→ **EXERCISE INSTRUCTIONS**: From the records, pick out and copy each line containing "when".

→ **THE DATA**:

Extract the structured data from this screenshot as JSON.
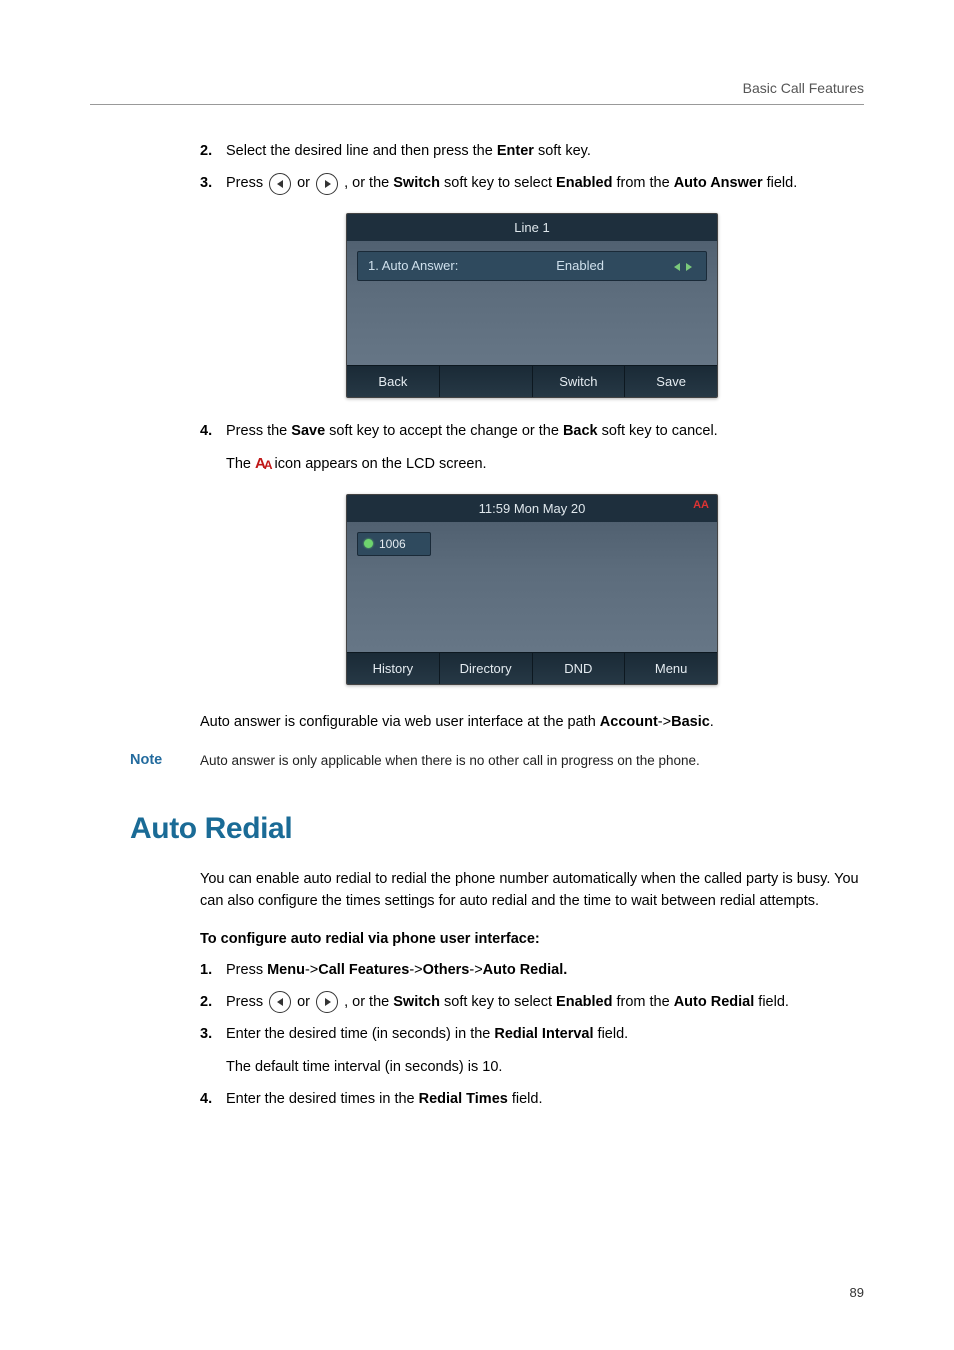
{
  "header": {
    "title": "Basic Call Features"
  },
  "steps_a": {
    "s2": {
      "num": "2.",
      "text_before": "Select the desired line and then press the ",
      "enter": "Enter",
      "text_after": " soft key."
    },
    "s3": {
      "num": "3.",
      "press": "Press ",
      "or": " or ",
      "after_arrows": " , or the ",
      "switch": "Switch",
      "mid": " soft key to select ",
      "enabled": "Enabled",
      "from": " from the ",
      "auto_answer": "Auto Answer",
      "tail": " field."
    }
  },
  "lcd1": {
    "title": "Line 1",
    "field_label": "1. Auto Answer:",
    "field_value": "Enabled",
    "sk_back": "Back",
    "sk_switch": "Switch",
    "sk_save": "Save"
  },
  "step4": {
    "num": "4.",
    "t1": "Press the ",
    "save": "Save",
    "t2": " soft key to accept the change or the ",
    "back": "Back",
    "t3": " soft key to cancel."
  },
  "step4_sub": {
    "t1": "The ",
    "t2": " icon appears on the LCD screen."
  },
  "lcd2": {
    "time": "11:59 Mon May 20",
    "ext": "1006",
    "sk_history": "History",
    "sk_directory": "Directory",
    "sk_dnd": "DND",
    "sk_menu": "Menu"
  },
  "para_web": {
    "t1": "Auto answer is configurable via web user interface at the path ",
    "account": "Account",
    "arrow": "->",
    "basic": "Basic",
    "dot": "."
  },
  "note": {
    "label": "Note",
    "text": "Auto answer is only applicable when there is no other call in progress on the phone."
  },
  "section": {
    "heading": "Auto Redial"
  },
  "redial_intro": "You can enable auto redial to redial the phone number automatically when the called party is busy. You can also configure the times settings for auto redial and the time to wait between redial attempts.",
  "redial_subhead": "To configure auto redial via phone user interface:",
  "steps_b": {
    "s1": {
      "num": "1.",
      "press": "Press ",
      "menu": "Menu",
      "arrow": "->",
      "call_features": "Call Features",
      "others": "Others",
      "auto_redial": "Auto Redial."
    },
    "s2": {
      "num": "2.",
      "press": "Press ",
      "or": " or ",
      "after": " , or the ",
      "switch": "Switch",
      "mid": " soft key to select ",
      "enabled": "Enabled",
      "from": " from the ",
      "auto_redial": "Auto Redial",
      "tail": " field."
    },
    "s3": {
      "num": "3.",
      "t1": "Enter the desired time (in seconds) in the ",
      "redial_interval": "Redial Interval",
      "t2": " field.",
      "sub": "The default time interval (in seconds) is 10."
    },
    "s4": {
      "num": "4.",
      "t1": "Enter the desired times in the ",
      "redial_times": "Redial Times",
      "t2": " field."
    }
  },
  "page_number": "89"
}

* * *

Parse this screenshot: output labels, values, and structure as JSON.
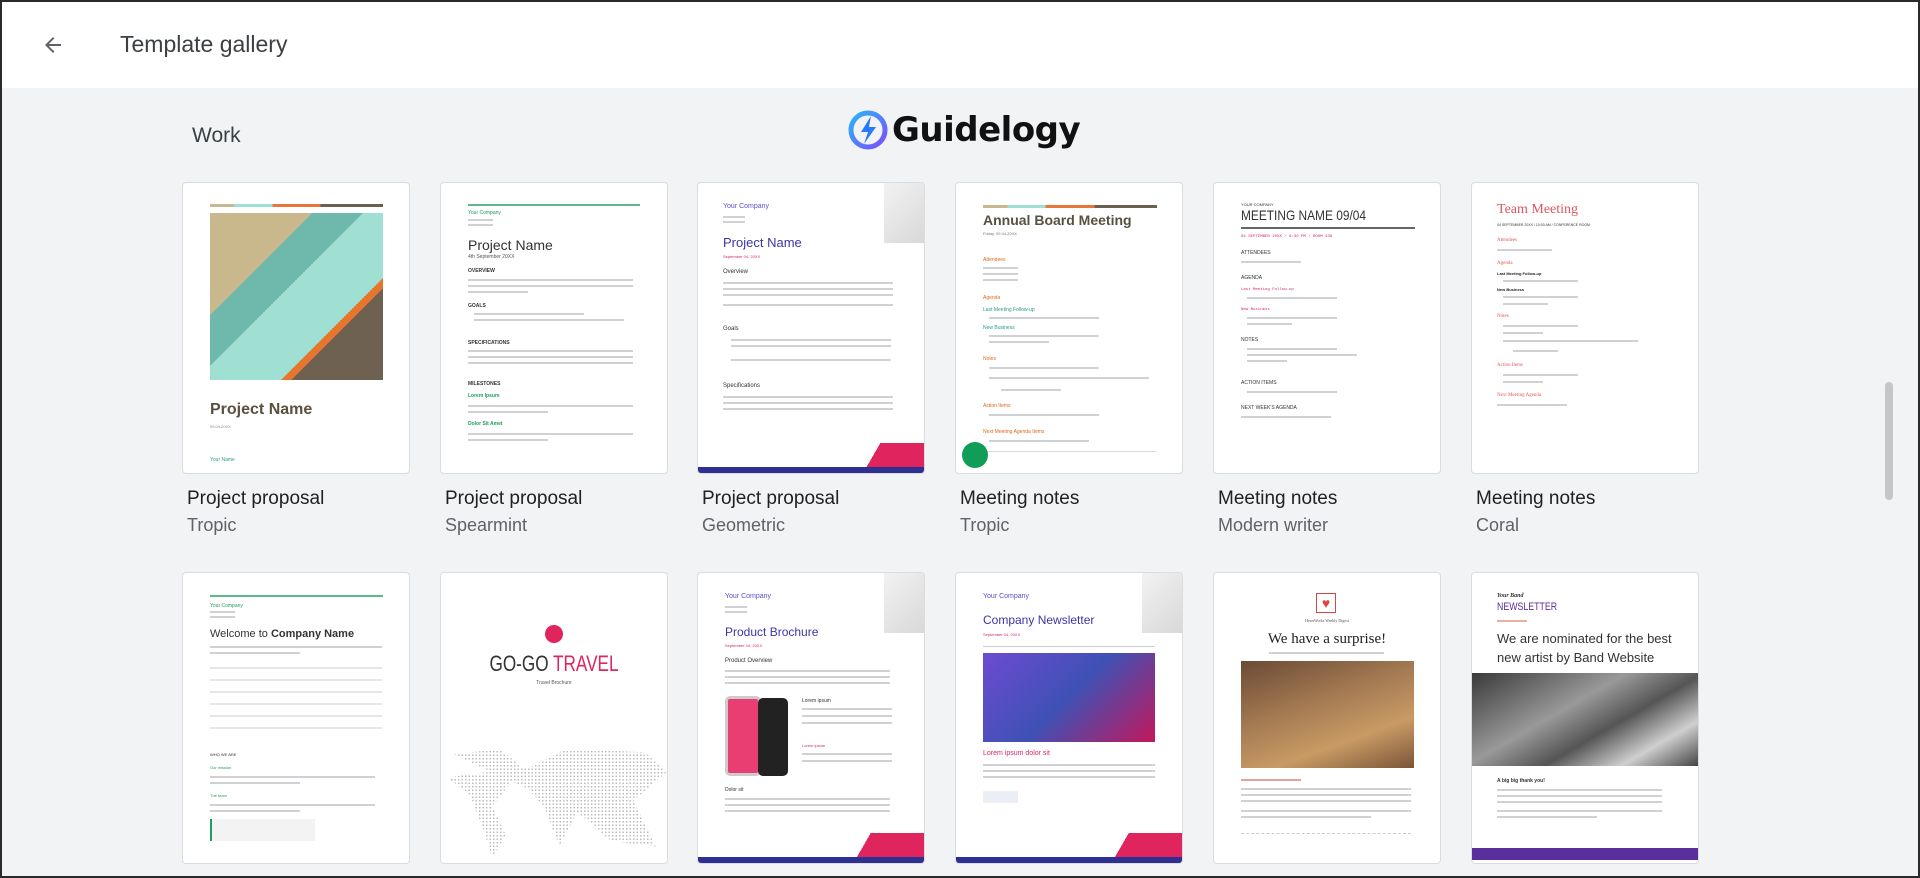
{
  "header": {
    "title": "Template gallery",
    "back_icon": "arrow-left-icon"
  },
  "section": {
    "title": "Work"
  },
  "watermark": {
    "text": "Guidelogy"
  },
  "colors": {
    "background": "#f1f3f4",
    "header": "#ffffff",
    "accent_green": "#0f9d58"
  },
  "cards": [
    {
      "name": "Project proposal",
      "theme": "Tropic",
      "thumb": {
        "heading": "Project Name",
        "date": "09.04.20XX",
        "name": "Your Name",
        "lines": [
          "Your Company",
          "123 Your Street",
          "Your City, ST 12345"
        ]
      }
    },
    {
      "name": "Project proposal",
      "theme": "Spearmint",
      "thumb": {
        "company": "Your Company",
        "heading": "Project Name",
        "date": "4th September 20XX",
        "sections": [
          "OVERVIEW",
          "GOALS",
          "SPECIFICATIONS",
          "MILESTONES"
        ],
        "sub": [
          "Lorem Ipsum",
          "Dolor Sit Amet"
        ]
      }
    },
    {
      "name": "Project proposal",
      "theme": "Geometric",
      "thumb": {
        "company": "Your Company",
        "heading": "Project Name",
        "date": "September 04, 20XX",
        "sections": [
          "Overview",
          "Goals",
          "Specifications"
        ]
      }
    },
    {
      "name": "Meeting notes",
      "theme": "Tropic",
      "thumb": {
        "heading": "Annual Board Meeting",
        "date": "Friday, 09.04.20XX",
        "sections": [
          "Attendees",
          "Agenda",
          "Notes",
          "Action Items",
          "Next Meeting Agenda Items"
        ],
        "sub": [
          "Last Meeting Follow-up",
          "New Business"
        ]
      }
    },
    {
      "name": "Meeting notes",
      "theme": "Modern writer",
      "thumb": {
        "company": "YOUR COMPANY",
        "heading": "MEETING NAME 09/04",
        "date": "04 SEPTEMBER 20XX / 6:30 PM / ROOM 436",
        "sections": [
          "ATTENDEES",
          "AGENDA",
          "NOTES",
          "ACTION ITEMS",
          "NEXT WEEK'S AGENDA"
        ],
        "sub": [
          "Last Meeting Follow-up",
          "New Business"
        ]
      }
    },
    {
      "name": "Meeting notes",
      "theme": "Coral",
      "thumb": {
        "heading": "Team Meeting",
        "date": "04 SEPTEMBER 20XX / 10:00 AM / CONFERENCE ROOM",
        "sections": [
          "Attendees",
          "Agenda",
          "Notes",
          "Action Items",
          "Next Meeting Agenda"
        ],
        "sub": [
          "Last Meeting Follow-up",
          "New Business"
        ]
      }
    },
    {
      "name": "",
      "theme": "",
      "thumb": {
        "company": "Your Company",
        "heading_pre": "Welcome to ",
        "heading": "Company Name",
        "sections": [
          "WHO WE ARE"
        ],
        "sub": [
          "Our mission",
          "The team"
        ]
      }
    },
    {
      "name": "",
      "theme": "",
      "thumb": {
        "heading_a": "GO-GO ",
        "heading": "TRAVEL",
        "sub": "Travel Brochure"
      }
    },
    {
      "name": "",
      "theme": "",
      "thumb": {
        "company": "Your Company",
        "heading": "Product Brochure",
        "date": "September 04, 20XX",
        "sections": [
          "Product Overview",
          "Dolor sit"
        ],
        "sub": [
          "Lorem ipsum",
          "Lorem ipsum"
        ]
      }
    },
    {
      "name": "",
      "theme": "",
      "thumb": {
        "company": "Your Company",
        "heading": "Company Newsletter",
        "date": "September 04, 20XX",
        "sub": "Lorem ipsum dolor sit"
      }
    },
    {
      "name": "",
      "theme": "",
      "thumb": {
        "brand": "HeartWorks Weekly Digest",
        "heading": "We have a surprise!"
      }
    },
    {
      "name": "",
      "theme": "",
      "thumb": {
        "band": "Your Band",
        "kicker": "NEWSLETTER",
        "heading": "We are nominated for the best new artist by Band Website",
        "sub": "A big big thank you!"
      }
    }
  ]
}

→ **RESPONSE TO THE TASK**:
    "text": "Auto answer is only applicable when there is no other call in progress on the phone."
  "redial_intro": "You can enable auto redial to redial the phone number automatically when the called party is busy. You can also configure the times settings for auto redial and the time to wait between redial attempts.",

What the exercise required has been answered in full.